(A run of records)
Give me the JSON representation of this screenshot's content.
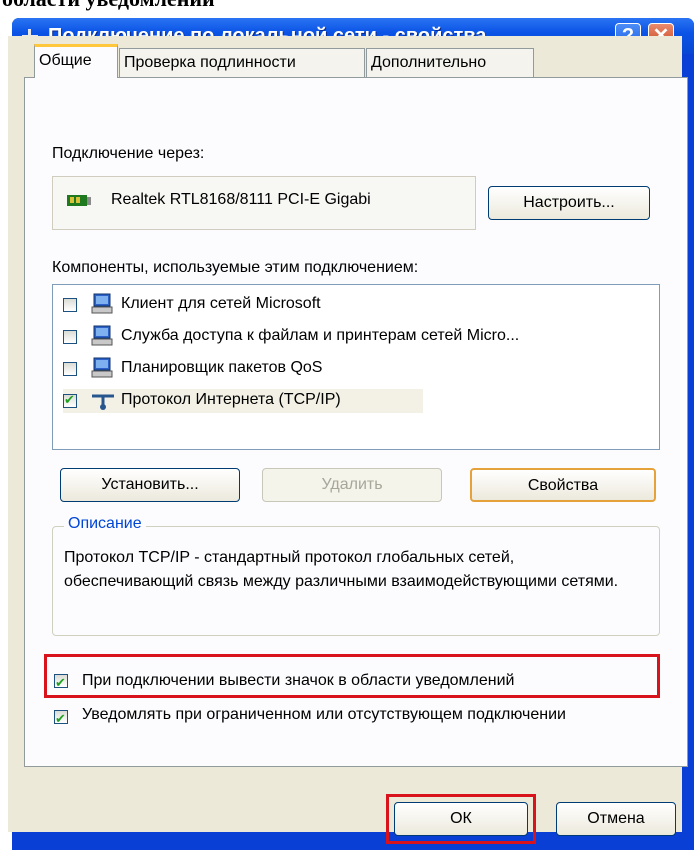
{
  "caption": "области уведомлений",
  "window": {
    "title": "Подключение по локальной сети - свойства",
    "help_symbol": "?",
    "close_symbol": "✕"
  },
  "tabs": [
    {
      "label": "Общие",
      "active": true
    },
    {
      "label": "Проверка подлинности",
      "active": false
    },
    {
      "label": "Дополнительно",
      "active": false
    }
  ],
  "connect_via": {
    "label": "Подключение через:",
    "adapter": "Realtek RTL8168/8111 PCI-E Gigabi",
    "configure_button": "Настроить..."
  },
  "components": {
    "label": "Компоненты, используемые этим подключением:",
    "items": [
      {
        "label": "Клиент для сетей Microsoft",
        "checked": false,
        "icon": "network-client-icon"
      },
      {
        "label": "Служба доступа к файлам и принтерам сетей Micro...",
        "checked": false,
        "icon": "network-service-icon"
      },
      {
        "label": "Планировщик пакетов QoS",
        "checked": false,
        "icon": "network-service-icon"
      },
      {
        "label": "Протокол Интернета (TCP/IP)",
        "checked": true,
        "icon": "protocol-icon"
      }
    ]
  },
  "buttons": {
    "install": "Установить...",
    "remove": "Удалить",
    "properties": "Свойства"
  },
  "description": {
    "legend": "Описание",
    "text": "Протокол TCP/IP - стандартный протокол глобальных сетей, обеспечивающий связь между различными взаимодействующими сетями."
  },
  "options": {
    "show_icon": {
      "label": "При подключении вывести значок в области уведомлений",
      "checked": true
    },
    "notify_limited": {
      "label": "Уведомлять при ограниченном или отсутствующем подключении",
      "checked": true
    }
  },
  "footer": {
    "ok": "ОК",
    "cancel": "Отмена"
  },
  "colors": {
    "titlebar": "#0b54e6",
    "highlight": "#d9131b",
    "legend_text": "#0046d5"
  }
}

### [THE REQUEST]
Count how many lines include the string "подключении". Nothing but the number is needed.

### [RESPONSE TO THE TASK]
2